Task objective |
The records that follow need to be output exactly as they are.

Material for this task |
------------------------------

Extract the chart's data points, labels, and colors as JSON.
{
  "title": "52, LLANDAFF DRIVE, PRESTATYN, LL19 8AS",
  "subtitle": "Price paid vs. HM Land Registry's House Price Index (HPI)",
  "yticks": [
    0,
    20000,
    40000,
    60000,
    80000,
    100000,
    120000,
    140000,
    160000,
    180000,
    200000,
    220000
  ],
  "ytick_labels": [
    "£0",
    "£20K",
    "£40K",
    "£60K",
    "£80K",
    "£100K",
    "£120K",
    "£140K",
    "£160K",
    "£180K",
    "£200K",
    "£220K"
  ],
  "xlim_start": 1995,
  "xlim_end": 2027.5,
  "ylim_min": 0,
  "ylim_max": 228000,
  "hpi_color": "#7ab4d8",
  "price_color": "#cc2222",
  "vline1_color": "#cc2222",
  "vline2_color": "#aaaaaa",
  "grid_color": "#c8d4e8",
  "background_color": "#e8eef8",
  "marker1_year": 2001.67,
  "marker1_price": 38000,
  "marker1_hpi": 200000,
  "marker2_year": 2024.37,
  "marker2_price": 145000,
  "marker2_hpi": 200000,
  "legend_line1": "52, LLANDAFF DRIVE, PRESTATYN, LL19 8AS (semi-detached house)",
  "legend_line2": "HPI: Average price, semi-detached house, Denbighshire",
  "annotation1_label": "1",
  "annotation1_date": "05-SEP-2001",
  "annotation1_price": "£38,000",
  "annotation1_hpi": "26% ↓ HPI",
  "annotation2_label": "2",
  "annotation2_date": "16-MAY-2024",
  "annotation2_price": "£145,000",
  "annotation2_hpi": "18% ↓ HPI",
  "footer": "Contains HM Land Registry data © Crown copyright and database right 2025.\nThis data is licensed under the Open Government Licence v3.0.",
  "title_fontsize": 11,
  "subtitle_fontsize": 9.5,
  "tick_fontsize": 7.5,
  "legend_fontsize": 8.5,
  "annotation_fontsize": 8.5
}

------------------------------

Complete answer |
Extract the chart's data points, labels, and colors as JSON.
{
  "title": "52, LLANDAFF DRIVE, PRESTATYN, LL19 8AS",
  "subtitle": "Price paid vs. HM Land Registry's House Price Index (HPI)",
  "yticks": [
    0,
    20000,
    40000,
    60000,
    80000,
    100000,
    120000,
    140000,
    160000,
    180000,
    200000,
    220000
  ],
  "ytick_labels": [
    "£0",
    "£20K",
    "£40K",
    "£60K",
    "£80K",
    "£100K",
    "£120K",
    "£140K",
    "£160K",
    "£180K",
    "£200K",
    "£220K"
  ],
  "xlim_start": 1995,
  "xlim_end": 2027.5,
  "ylim_min": 0,
  "ylim_max": 228000,
  "hpi_color": "#7ab4d8",
  "price_color": "#cc2222",
  "vline1_color": "#cc2222",
  "vline2_color": "#aaaaaa",
  "grid_color": "#c8d4e8",
  "background_color": "#e8eef8",
  "marker1_year": 2001.67,
  "marker1_price": 38000,
  "marker1_hpi": 200000,
  "marker2_year": 2024.37,
  "marker2_price": 145000,
  "marker2_hpi": 200000,
  "legend_line1": "52, LLANDAFF DRIVE, PRESTATYN, LL19 8AS (semi-detached house)",
  "legend_line2": "HPI: Average price, semi-detached house, Denbighshire",
  "annotation1_label": "1",
  "annotation1_date": "05-SEP-2001",
  "annotation1_price": "£38,000",
  "annotation1_hpi": "26% ↓ HPI",
  "annotation2_label": "2",
  "annotation2_date": "16-MAY-2024",
  "annotation2_price": "£145,000",
  "annotation2_hpi": "18% ↓ HPI",
  "footer": "Contains HM Land Registry data © Crown copyright and database right 2025.\nThis data is licensed under the Open Government Licence v3.0.",
  "title_fontsize": 11,
  "subtitle_fontsize": 9.5,
  "tick_fontsize": 7.5,
  "legend_fontsize": 8.5,
  "annotation_fontsize": 8.5
}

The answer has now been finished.